Task to complete:
Copy every entry word for word, but skip the pictures.

[Extracts from a graphics dataset]
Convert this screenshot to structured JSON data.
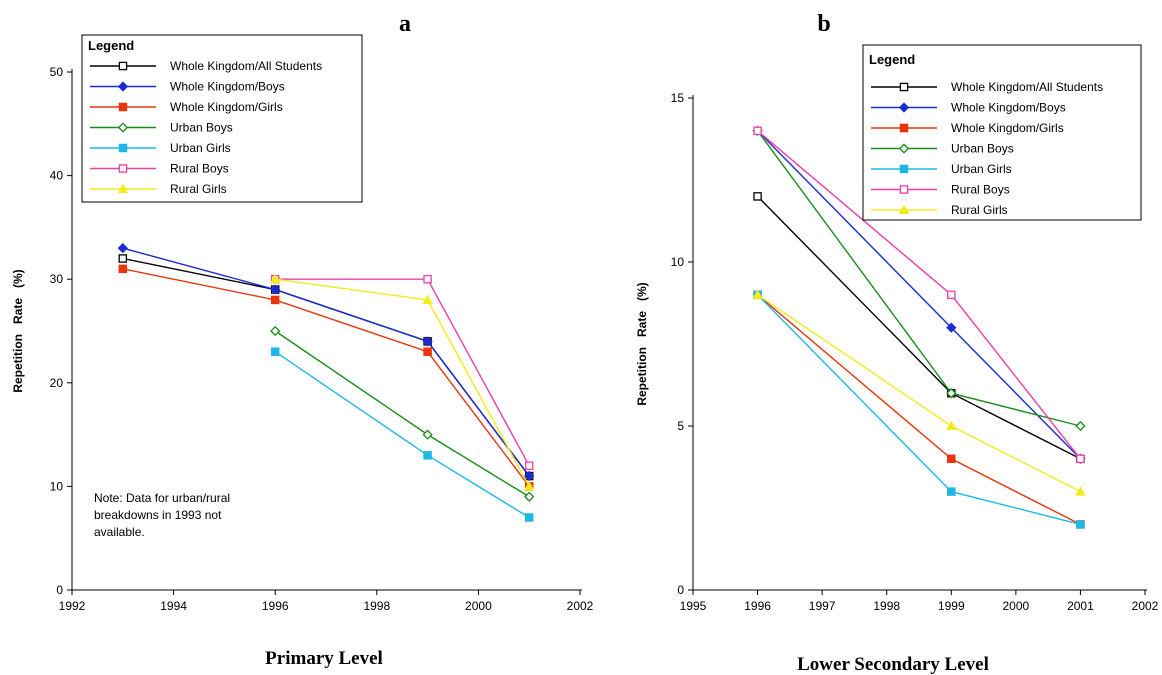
{
  "figure": {
    "panel_a": {
      "letter": "a",
      "caption": "Primary Level",
      "note": [
        "Note: Data for urban/rural",
        "breakdowns in 1993 not",
        "available."
      ]
    },
    "panel_b": {
      "letter": "b",
      "caption": "Lower Secondary Level"
    },
    "legend_title": "Legend"
  },
  "chart_data": [
    {
      "type": "line",
      "title": "a",
      "caption": "Primary Level",
      "ylabel": "Repetition   Rate   (%)",
      "xlabel": "",
      "xlim": [
        1992,
        2002
      ],
      "ylim": [
        0,
        52
      ],
      "xticks": [
        1992,
        1994,
        1996,
        1998,
        2000,
        2002
      ],
      "yticks": [
        0,
        10,
        20,
        30,
        40,
        50
      ],
      "grid": false,
      "legend_position": "top-left",
      "series": [
        {
          "name": "Whole Kingdom/All Students",
          "color": "#000000",
          "marker": "square-open",
          "points": [
            [
              1993,
              32
            ],
            [
              1996,
              29
            ],
            [
              1999,
              24
            ],
            [
              2001,
              11
            ]
          ]
        },
        {
          "name": "Whole Kingdom/Boys",
          "color": "#1a2bd6",
          "marker": "diamond-filled",
          "points": [
            [
              1993,
              33
            ],
            [
              1996,
              29
            ],
            [
              1999,
              24
            ],
            [
              2001,
              11
            ]
          ]
        },
        {
          "name": "Whole Kingdom/Girls",
          "color": "#e8350c",
          "marker": "square-filled",
          "points": [
            [
              1993,
              31
            ],
            [
              1996,
              28
            ],
            [
              1999,
              23
            ],
            [
              2001,
              10
            ]
          ]
        },
        {
          "name": "Urban Boys",
          "color": "#1a8c1a",
          "marker": "diamond-open",
          "points": [
            [
              1996,
              25
            ],
            [
              1999,
              15
            ],
            [
              2001,
              9
            ]
          ]
        },
        {
          "name": "Urban Girls",
          "color": "#1fb8e6",
          "marker": "square-filled",
          "points": [
            [
              1996,
              23
            ],
            [
              1999,
              13
            ],
            [
              2001,
              7
            ]
          ]
        },
        {
          "name": "Rural Boys",
          "color": "#ee3fa8",
          "marker": "square-open",
          "points": [
            [
              1996,
              30
            ],
            [
              1999,
              30
            ],
            [
              2001,
              12
            ]
          ]
        },
        {
          "name": "Rural Girls",
          "color": "#f2ec1a",
          "marker": "triangle-filled",
          "points": [
            [
              1996,
              30
            ],
            [
              1999,
              28
            ],
            [
              2001,
              10
            ]
          ]
        }
      ]
    },
    {
      "type": "line",
      "title": "b",
      "caption": "Lower Secondary Level",
      "ylabel": "Repetition   Rate   (%)",
      "xlabel": "",
      "xlim": [
        1995,
        2002
      ],
      "ylim": [
        0,
        15
      ],
      "xticks": [
        1995,
        1996,
        1997,
        1998,
        1999,
        2000,
        2001,
        2002
      ],
      "xtick_labels": [
        "1995",
        "1996",
        "1997",
        "1998",
        "1999",
        "2000",
        "2001",
        "2002"
      ],
      "yticks": [
        0,
        5,
        10,
        15
      ],
      "grid": false,
      "legend_position": "top-right",
      "series": [
        {
          "name": "Whole Kingdom/All Students",
          "color": "#000000",
          "marker": "square-open",
          "points": [
            [
              1996,
              12
            ],
            [
              1999,
              6
            ],
            [
              2001,
              4
            ]
          ]
        },
        {
          "name": "Whole Kingdom/Boys",
          "color": "#1a2bd6",
          "marker": "diamond-filled",
          "points": [
            [
              1996,
              14
            ],
            [
              1999,
              8
            ],
            [
              2001,
              4
            ]
          ]
        },
        {
          "name": "Whole Kingdom/Girls",
          "color": "#e8350c",
          "marker": "square-filled",
          "points": [
            [
              1996,
              9
            ],
            [
              1999,
              4
            ],
            [
              2001,
              2
            ]
          ]
        },
        {
          "name": "Urban Boys",
          "color": "#1a8c1a",
          "marker": "diamond-open",
          "points": [
            [
              1996,
              14
            ],
            [
              1999,
              6
            ],
            [
              2001,
              5
            ]
          ]
        },
        {
          "name": "Urban Girls",
          "color": "#1fb8e6",
          "marker": "square-filled",
          "points": [
            [
              1996,
              9
            ],
            [
              1999,
              3
            ],
            [
              2001,
              2
            ]
          ]
        },
        {
          "name": "Rural Boys",
          "color": "#ee3fa8",
          "marker": "square-open",
          "points": [
            [
              1996,
              14
            ],
            [
              1999,
              9
            ],
            [
              2001,
              4
            ]
          ]
        },
        {
          "name": "Rural Girls",
          "color": "#f2ec1a",
          "marker": "triangle-filled",
          "points": [
            [
              1996,
              9
            ],
            [
              1999,
              5
            ],
            [
              2001,
              3
            ]
          ]
        }
      ]
    }
  ]
}
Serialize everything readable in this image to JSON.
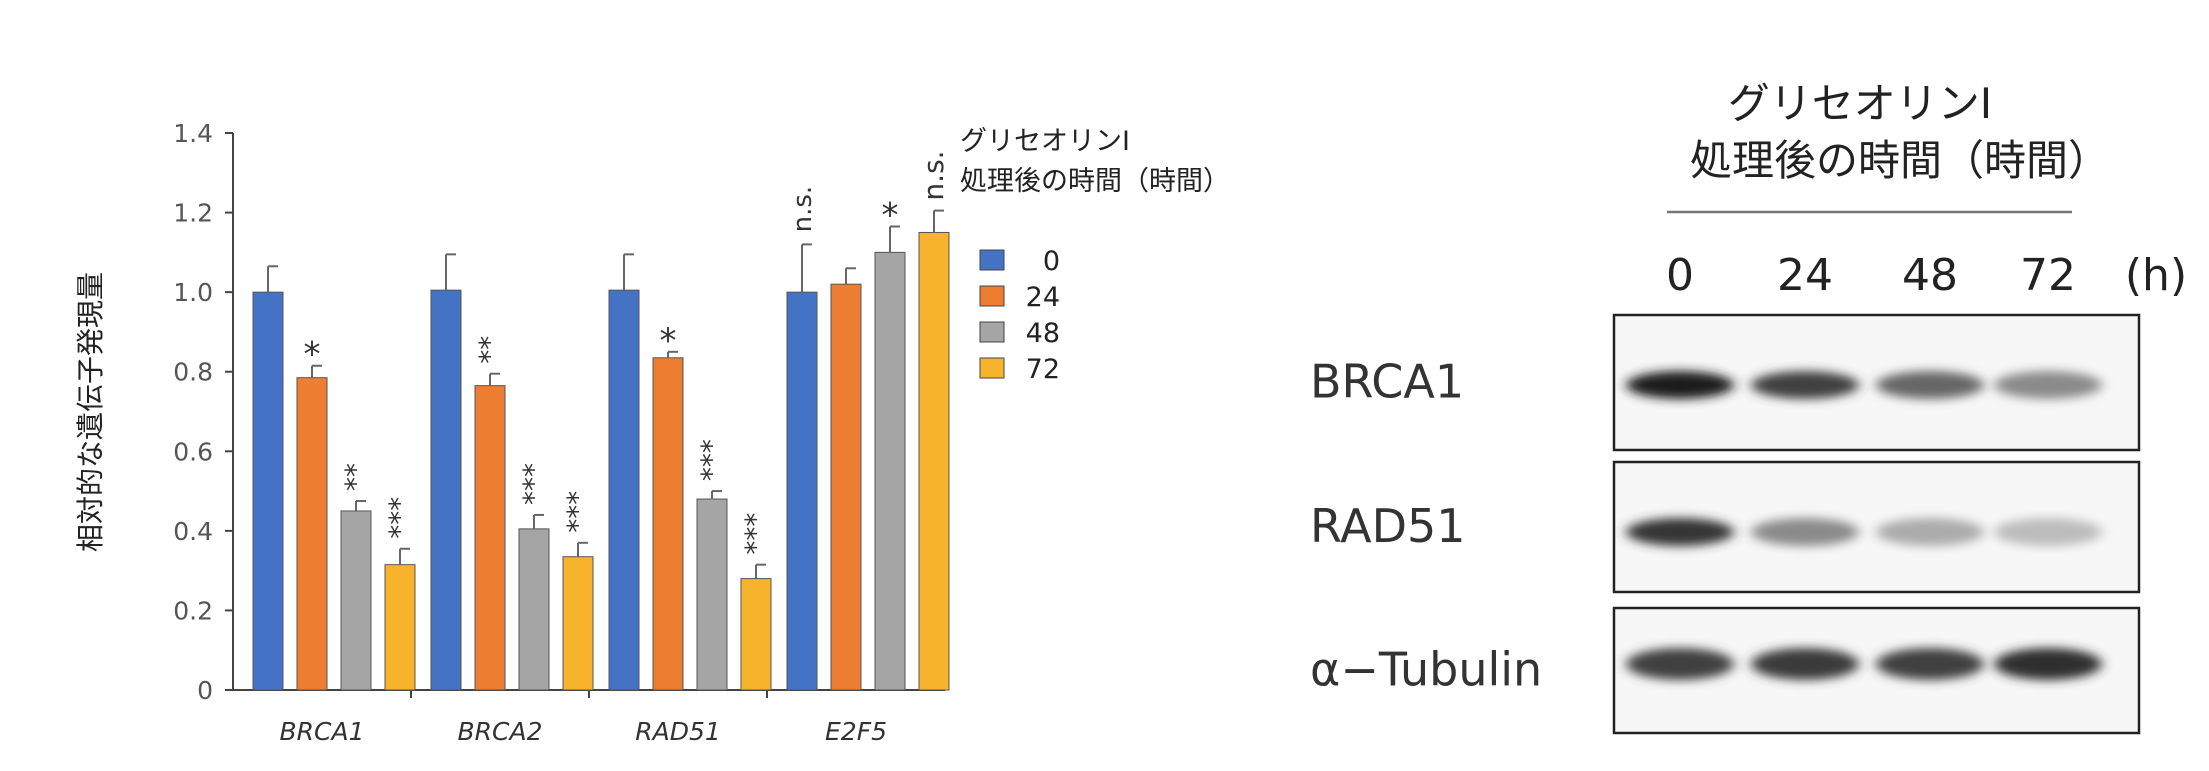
{
  "chart_data": {
    "type": "bar",
    "ylabel": "相対的な遺伝子発現量",
    "ylim": [
      0,
      1.4
    ],
    "yticks": [
      "0",
      "0.2",
      "0.4",
      "0.6",
      "0.8",
      "1.0",
      "1.2",
      "1.4"
    ],
    "categories": [
      "BRCA1",
      "BRCA2",
      "RAD51",
      "E2F5"
    ],
    "legend": {
      "title_line1": "グリセオリンI",
      "title_line2": "処理後の時間（時間）",
      "placement": "right"
    },
    "series": [
      {
        "name": "0",
        "color": "#4472C4",
        "values": [
          1.0,
          1.005,
          1.005,
          1.0
        ],
        "errors": [
          0.065,
          0.09,
          0.09,
          0.12
        ],
        "sig": [
          "",
          "",
          "",
          ""
        ]
      },
      {
        "name": "24",
        "color": "#ED7D31",
        "values": [
          0.785,
          0.765,
          0.835,
          1.02
        ],
        "errors": [
          0.03,
          0.03,
          0.015,
          0.04
        ],
        "sig": [
          "*",
          "**",
          "*",
          ""
        ]
      },
      {
        "name": "48",
        "color": "#A5A5A5",
        "values": [
          0.45,
          0.405,
          0.48,
          1.1
        ],
        "errors": [
          0.025,
          0.035,
          0.02,
          0.065
        ],
        "sig": [
          "**",
          "***",
          "***",
          "*"
        ]
      },
      {
        "name": "72",
        "color": "#F6B32B",
        "values": [
          0.315,
          0.335,
          0.28,
          1.15
        ],
        "errors": [
          0.04,
          0.035,
          0.035,
          0.055
        ],
        "sig": [
          "***",
          "***",
          "***",
          "n.s."
        ]
      }
    ],
    "e2f5_baseline_sig": "n.s."
  },
  "blot": {
    "title_line1": "グリセオリンI",
    "title_line2": "処理後の時間（時間）",
    "timepoints": [
      "0",
      "24",
      "48",
      "72"
    ],
    "unit": "(h)",
    "rows": [
      {
        "label": "BRCA1",
        "intensity": [
          0.95,
          0.8,
          0.62,
          0.45
        ]
      },
      {
        "label": "RAD51",
        "intensity": [
          0.85,
          0.45,
          0.3,
          0.22
        ]
      },
      {
        "label": "α−Tubulin",
        "intensity": [
          0.8,
          0.82,
          0.8,
          0.88
        ]
      }
    ]
  }
}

Problem solution:
Convert this screenshot to structured JSON data.
{
  "figure": {
    "panel_a": {
      "letter": "a",
      "caption": "Primary Level",
      "note": [
        "Note: Data for urban/rural",
        "breakdowns in 1993 not",
        "available."
      ]
    },
    "panel_b": {
      "letter": "b",
      "caption": "Lower Secondary Level"
    },
    "legend_title": "Legend"
  },
  "chart_data": [
    {
      "type": "line",
      "title": "a",
      "caption": "Primary Level",
      "ylabel": "Repetition   Rate   (%)",
      "xlabel": "",
      "xlim": [
        1992,
        2002
      ],
      "ylim": [
        0,
        52
      ],
      "xticks": [
        1992,
        1994,
        1996,
        1998,
        2000,
        2002
      ],
      "yticks": [
        0,
        10,
        20,
        30,
        40,
        50
      ],
      "grid": false,
      "legend_position": "top-left",
      "series": [
        {
          "name": "Whole Kingdom/All Students",
          "color": "#000000",
          "marker": "square-open",
          "points": [
            [
              1993,
              32
            ],
            [
              1996,
              29
            ],
            [
              1999,
              24
            ],
            [
              2001,
              11
            ]
          ]
        },
        {
          "name": "Whole Kingdom/Boys",
          "color": "#1a2bd6",
          "marker": "diamond-filled",
          "points": [
            [
              1993,
              33
            ],
            [
              1996,
              29
            ],
            [
              1999,
              24
            ],
            [
              2001,
              11
            ]
          ]
        },
        {
          "name": "Whole Kingdom/Girls",
          "color": "#e8350c",
          "marker": "square-filled",
          "points": [
            [
              1993,
              31
            ],
            [
              1996,
              28
            ],
            [
              1999,
              23
            ],
            [
              2001,
              10
            ]
          ]
        },
        {
          "name": "Urban Boys",
          "color": "#1a8c1a",
          "marker": "diamond-open",
          "points": [
            [
              1996,
              25
            ],
            [
              1999,
              15
            ],
            [
              2001,
              9
            ]
          ]
        },
        {
          "name": "Urban Girls",
          "color": "#1fb8e6",
          "marker": "square-filled",
          "points": [
            [
              1996,
              23
            ],
            [
              1999,
              13
            ],
            [
              2001,
              7
            ]
          ]
        },
        {
          "name": "Rural Boys",
          "color": "#ee3fa8",
          "marker": "square-open",
          "points": [
            [
              1996,
              30
            ],
            [
              1999,
              30
            ],
            [
              2001,
              12
            ]
          ]
        },
        {
          "name": "Rural Girls",
          "color": "#f2ec1a",
          "marker": "triangle-filled",
          "points": [
            [
              1996,
              30
            ],
            [
              1999,
              28
            ],
            [
              2001,
              10
            ]
          ]
        }
      ]
    },
    {
      "type": "line",
      "title": "b",
      "caption": "Lower Secondary Level",
      "ylabel": "Repetition   Rate   (%)",
      "xlabel": "",
      "xlim": [
        1995,
        2002
      ],
      "ylim": [
        0,
        15
      ],
      "xticks": [
        1995,
        1996,
        1997,
        1998,
        1999,
        2000,
        2001,
        2002
      ],
      "xtick_labels": [
        "1995",
        "1996",
        "1997",
        "1998",
        "1999",
        "2000",
        "2001",
        "2002"
      ],
      "yticks": [
        0,
        5,
        10,
        15
      ],
      "grid": false,
      "legend_position": "top-right",
      "series": [
        {
          "name": "Whole Kingdom/All Students",
          "color": "#000000",
          "marker": "square-open",
          "points": [
            [
              1996,
              12
            ],
            [
              1999,
              6
            ],
            [
              2001,
              4
            ]
          ]
        },
        {
          "name": "Whole Kingdom/Boys",
          "color": "#1a2bd6",
          "marker": "diamond-filled",
          "points": [
            [
              1996,
              14
            ],
            [
              1999,
              8
            ],
            [
              2001,
              4
            ]
          ]
        },
        {
          "name": "Whole Kingdom/Girls",
          "color": "#e8350c",
          "marker": "square-filled",
          "points": [
            [
              1996,
              9
            ],
            [
              1999,
              4
            ],
            [
              2001,
              2
            ]
          ]
        },
        {
          "name": "Urban Boys",
          "color": "#1a8c1a",
          "marker": "diamond-open",
          "points": [
            [
              1996,
              14
            ],
            [
              1999,
              6
            ],
            [
              2001,
              5
            ]
          ]
        },
        {
          "name": "Urban Girls",
          "color": "#1fb8e6",
          "marker": "square-filled",
          "points": [
            [
              1996,
              9
            ],
            [
              1999,
              3
            ],
            [
              2001,
              2
            ]
          ]
        },
        {
          "name": "Rural Boys",
          "color": "#ee3fa8",
          "marker": "square-open",
          "points": [
            [
              1996,
              14
            ],
            [
              1999,
              9
            ],
            [
              2001,
              4
            ]
          ]
        },
        {
          "name": "Rural Girls",
          "color": "#f2ec1a",
          "marker": "triangle-filled",
          "points": [
            [
              1996,
              9
            ],
            [
              1999,
              5
            ],
            [
              2001,
              3
            ]
          ]
        }
      ]
    }
  ]
}
Serialize everything readable in this image to JSON.
{
  "chart_data": {
    "type": "bar",
    "ylabel": "相対的な遺伝子発現量",
    "ylim": [
      0,
      1.4
    ],
    "yticks": [
      "0",
      "0.2",
      "0.4",
      "0.6",
      "0.8",
      "1.0",
      "1.2",
      "1.4"
    ],
    "categories": [
      "BRCA1",
      "BRCA2",
      "RAD51",
      "E2F5"
    ],
    "legend": {
      "title_line1": "グリセオリンI",
      "title_line2": "処理後の時間（時間）",
      "placement": "right"
    },
    "series": [
      {
        "name": "0",
        "color": "#4472C4",
        "values": [
          1.0,
          1.005,
          1.005,
          1.0
        ],
        "errors": [
          0.065,
          0.09,
          0.09,
          0.12
        ],
        "sig": [
          "",
          "",
          "",
          ""
        ]
      },
      {
        "name": "24",
        "color": "#ED7D31",
        "values": [
          0.785,
          0.765,
          0.835,
          1.02
        ],
        "errors": [
          0.03,
          0.03,
          0.015,
          0.04
        ],
        "sig": [
          "*",
          "**",
          "*",
          ""
        ]
      },
      {
        "name": "48",
        "color": "#A5A5A5",
        "values": [
          0.45,
          0.405,
          0.48,
          1.1
        ],
        "errors": [
          0.025,
          0.035,
          0.02,
          0.065
        ],
        "sig": [
          "**",
          "***",
          "***",
          "*"
        ]
      },
      {
        "name": "72",
        "color": "#F6B32B",
        "values": [
          0.315,
          0.335,
          0.28,
          1.15
        ],
        "errors": [
          0.04,
          0.035,
          0.035,
          0.055
        ],
        "sig": [
          "***",
          "***",
          "***",
          "n.s."
        ]
      }
    ],
    "e2f5_baseline_sig": "n.s."
  },
  "blot": {
    "title_line1": "グリセオリンI",
    "title_line2": "処理後の時間（時間）",
    "timepoints": [
      "0",
      "24",
      "48",
      "72"
    ],
    "unit": "(h)",
    "rows": [
      {
        "label": "BRCA1",
        "intensity": [
          0.95,
          0.8,
          0.62,
          0.45
        ]
      },
      {
        "label": "RAD51",
        "intensity": [
          0.85,
          0.45,
          0.3,
          0.22
        ]
      },
      {
        "label": "α−Tubulin",
        "intensity": [
          0.8,
          0.82,
          0.8,
          0.88
        ]
      }
    ]
  }
}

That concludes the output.